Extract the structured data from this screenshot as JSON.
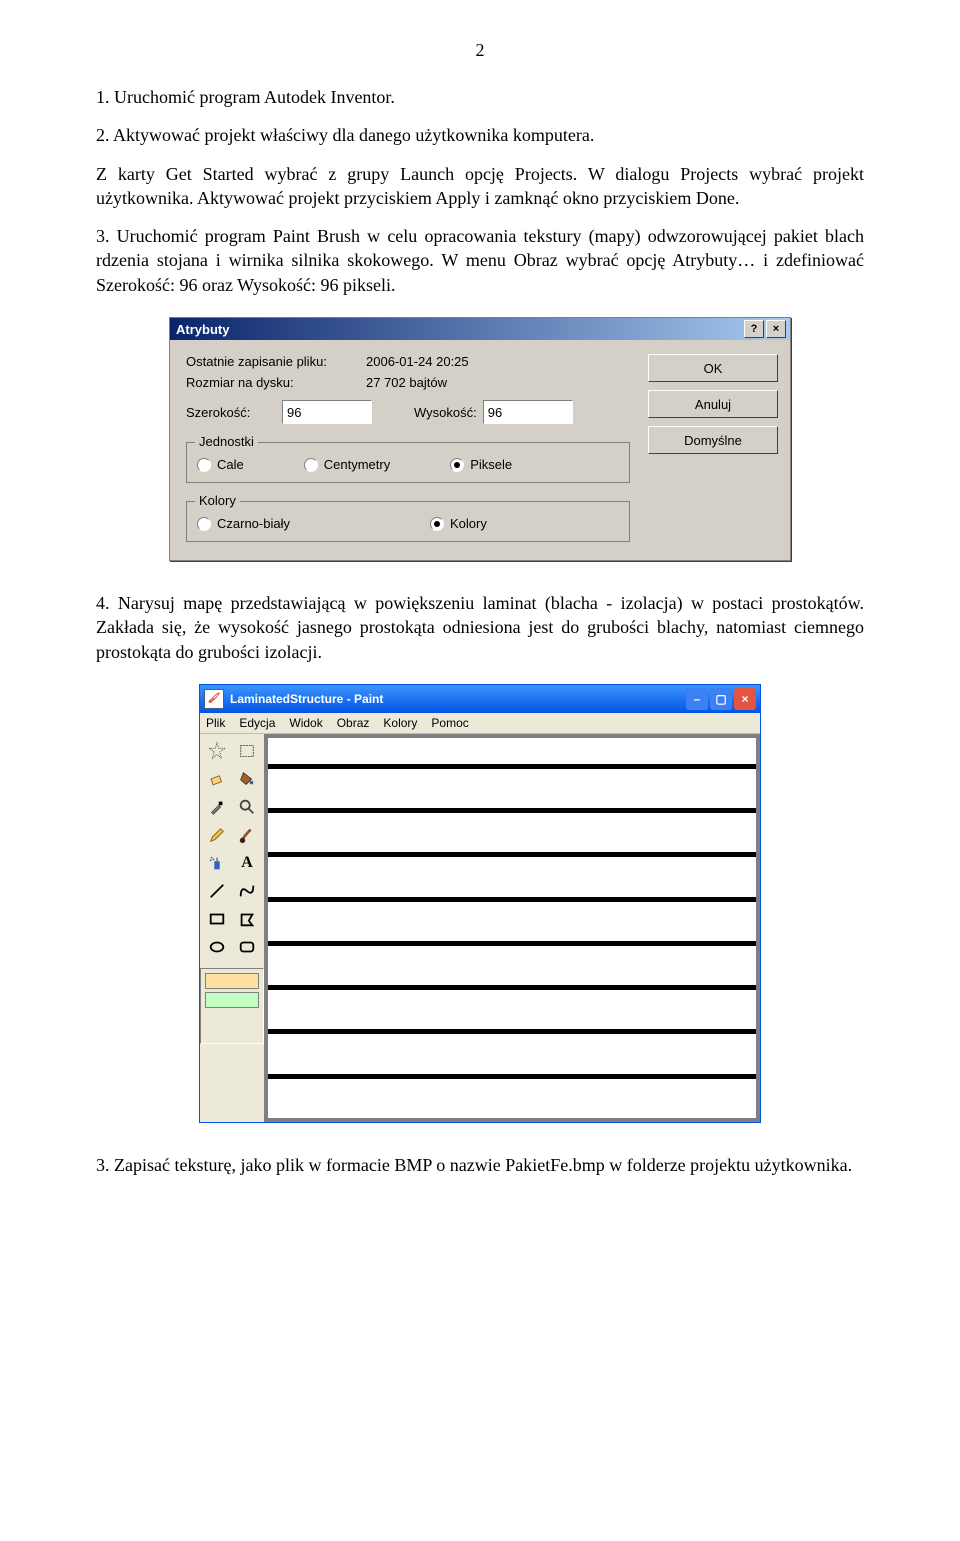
{
  "page_number": "2",
  "paragraphs": {
    "p1": "1.  Uruchomić program Autodek Inventor.",
    "p2": "2.  Aktywować projekt właściwy dla danego użytkownika komputera.",
    "p3": "Z karty Get Started wybrać z grupy Launch opcję Projects. W dialogu Projects wybrać projekt użytkownika. Aktywować projekt przyciskiem Apply i zamknąć okno przyciskiem Done.",
    "p4": "3. Uruchomić program Paint Brush w celu opracowania tekstury (mapy) odwzorowującej pakiet blach rdzenia stojana i wirnika silnika skokowego. W menu Obraz wybrać opcję Atrybuty… i zdefiniować Szerokość: 96 oraz Wysokość: 96 pikseli.",
    "p5": "4. Narysuj mapę przedstawiającą w powiększeniu laminat (blacha - izolacja) w postaci prostokątów. Zakłada się, że wysokość jasnego prostokąta odniesiona jest do grubości blachy, natomiast ciemnego prostokąta do grubości izolacji.",
    "p6": "3. Zapisać teksturę, jako plik w formacie BMP o nazwie PakietFe.bmp w folderze projektu użytkownika."
  },
  "dlg_atrybuty": {
    "title": "Atrybuty",
    "help": "?",
    "close": "×",
    "last_save_label": "Ostatnie zapisanie pliku:",
    "last_save_value": "2006-01-24 20:25",
    "disk_label": "Rozmiar na dysku:",
    "disk_value": "27 702 bajtów",
    "width_label": "Szerokość:",
    "width_value": "96",
    "height_label": "Wysokość:",
    "height_value": "96",
    "units_title": "Jednostki",
    "unit_inches": "Cale",
    "unit_cm": "Centymetry",
    "unit_px": "Piksele",
    "colors_title": "Kolory",
    "color_bw": "Czarno-biały",
    "color_colors": "Kolory",
    "btn_ok": "OK",
    "btn_cancel": "Anuluj",
    "btn_default": "Domyślne"
  },
  "paint": {
    "title": "LaminatedStructure - Paint",
    "menu": [
      "Plik",
      "Edycja",
      "Widok",
      "Obraz",
      "Kolory",
      "Pomoc"
    ],
    "tools": [
      "star-select-icon",
      "rect-select-icon",
      "eraser-icon",
      "fill-icon",
      "picker-icon",
      "zoom-icon",
      "pencil-icon",
      "brush-icon",
      "spray-icon",
      "text-icon",
      "line-icon",
      "curve-icon",
      "rect-icon",
      "polygon-icon",
      "ellipse-icon",
      "roundrect-icon"
    ]
  }
}
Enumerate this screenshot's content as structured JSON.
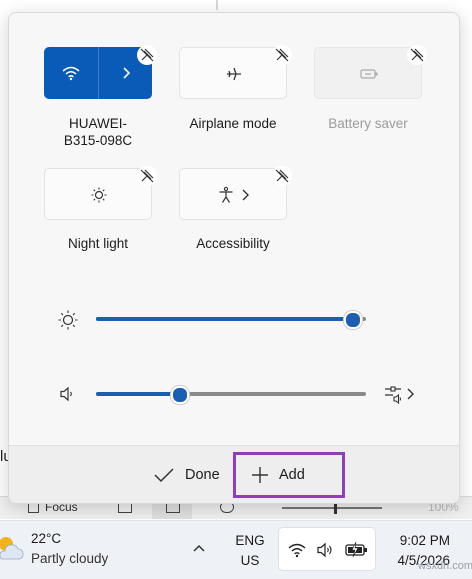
{
  "quick_settings": {
    "tiles": [
      {
        "id": "wifi",
        "label": "HUAWEI-\nB315-098C",
        "active": true,
        "has_chevron": true
      },
      {
        "id": "airplane",
        "label": "Airplane mode",
        "active": false
      },
      {
        "id": "battery-saver",
        "label": "Battery saver",
        "active": false,
        "disabled": true
      },
      {
        "id": "night-light",
        "label": "Night light",
        "active": false
      },
      {
        "id": "accessibility",
        "label": "Accessibility",
        "active": false,
        "has_chevron": true
      }
    ],
    "brightness": {
      "level": 0.95
    },
    "volume": {
      "level": 0.31
    },
    "footer": {
      "done_label": "Done",
      "add_label": "Add"
    }
  },
  "background_window": {
    "partial_text": "lu",
    "status_focus": "Focus",
    "status_zoom": "100%"
  },
  "taskbar": {
    "weather_temp": "22°C",
    "weather_desc": "Partly cloudy",
    "lang_line1": "ENG",
    "lang_line2": "US",
    "time": "9:02 PM",
    "date": "4/5/2026"
  },
  "watermark": "wsxdn.com",
  "colors": {
    "accent": "#1c5fb0",
    "wifi_tile": "#0a5bb8",
    "highlight": "#8e3fb8"
  }
}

▶ _Requirements_
Leaving aside the images, write out the entries above word for word.

▶ _Expected answer_
Extract the structured data from this screenshot as JSON.
{
  "page_number": "2",
  "paragraphs": {
    "p1": "1.  Uruchomić program Autodek Inventor.",
    "p2": "2.  Aktywować projekt właściwy dla danego użytkownika komputera.",
    "p3": "Z karty Get Started wybrać z grupy Launch opcję Projects. W dialogu Projects wybrać projekt użytkownika. Aktywować projekt przyciskiem Apply i zamknąć okno przyciskiem Done.",
    "p4": "3. Uruchomić program Paint Brush w celu opracowania tekstury (mapy) odwzorowującej pakiet blach rdzenia stojana i wirnika silnika skokowego. W menu Obraz wybrać opcję Atrybuty… i zdefiniować Szerokość: 96 oraz Wysokość: 96 pikseli.",
    "p5": "4. Narysuj mapę przedstawiającą w powiększeniu laminat (blacha - izolacja) w postaci prostokątów. Zakłada się, że wysokość jasnego prostokąta odniesiona jest do grubości blachy, natomiast ciemnego prostokąta do grubości izolacji.",
    "p6": "3. Zapisać teksturę, jako plik w formacie BMP o nazwie PakietFe.bmp w folderze projektu użytkownika."
  },
  "dlg_atrybuty": {
    "title": "Atrybuty",
    "help": "?",
    "close": "×",
    "last_save_label": "Ostatnie zapisanie pliku:",
    "last_save_value": "2006-01-24 20:25",
    "disk_label": "Rozmiar na dysku:",
    "disk_value": "27 702 bajtów",
    "width_label": "Szerokość:",
    "width_value": "96",
    "height_label": "Wysokość:",
    "height_value": "96",
    "units_title": "Jednostki",
    "unit_inches": "Cale",
    "unit_cm": "Centymetry",
    "unit_px": "Piksele",
    "colors_title": "Kolory",
    "color_bw": "Czarno-biały",
    "color_colors": "Kolory",
    "btn_ok": "OK",
    "btn_cancel": "Anuluj",
    "btn_default": "Domyślne"
  },
  "paint": {
    "title": "LaminatedStructure - Paint",
    "menu": [
      "Plik",
      "Edycja",
      "Widok",
      "Obraz",
      "Kolory",
      "Pomoc"
    ],
    "tools": [
      "star-select-icon",
      "rect-select-icon",
      "eraser-icon",
      "fill-icon",
      "picker-icon",
      "zoom-icon",
      "pencil-icon",
      "brush-icon",
      "spray-icon",
      "text-icon",
      "line-icon",
      "curve-icon",
      "rect-icon",
      "polygon-icon",
      "ellipse-icon",
      "roundrect-icon"
    ]
  }
}
Enumerate this screenshot's content as structured JSON.
{
  "quick_settings": {
    "tiles": [
      {
        "id": "wifi",
        "label": "HUAWEI-\nB315-098C",
        "active": true,
        "has_chevron": true
      },
      {
        "id": "airplane",
        "label": "Airplane mode",
        "active": false
      },
      {
        "id": "battery-saver",
        "label": "Battery saver",
        "active": false,
        "disabled": true
      },
      {
        "id": "night-light",
        "label": "Night light",
        "active": false
      },
      {
        "id": "accessibility",
        "label": "Accessibility",
        "active": false,
        "has_chevron": true
      }
    ],
    "brightness": {
      "level": 0.95
    },
    "volume": {
      "level": 0.31
    },
    "footer": {
      "done_label": "Done",
      "add_label": "Add"
    }
  },
  "background_window": {
    "partial_text": "lu",
    "status_focus": "Focus",
    "status_zoom": "100%"
  },
  "taskbar": {
    "weather_temp": "22°C",
    "weather_desc": "Partly cloudy",
    "lang_line1": "ENG",
    "lang_line2": "US",
    "time": "9:02 PM",
    "date": "4/5/2026"
  },
  "watermark": "wsxdn.com",
  "colors": {
    "accent": "#1c5fb0",
    "wifi_tile": "#0a5bb8",
    "highlight": "#8e3fb8"
  }
}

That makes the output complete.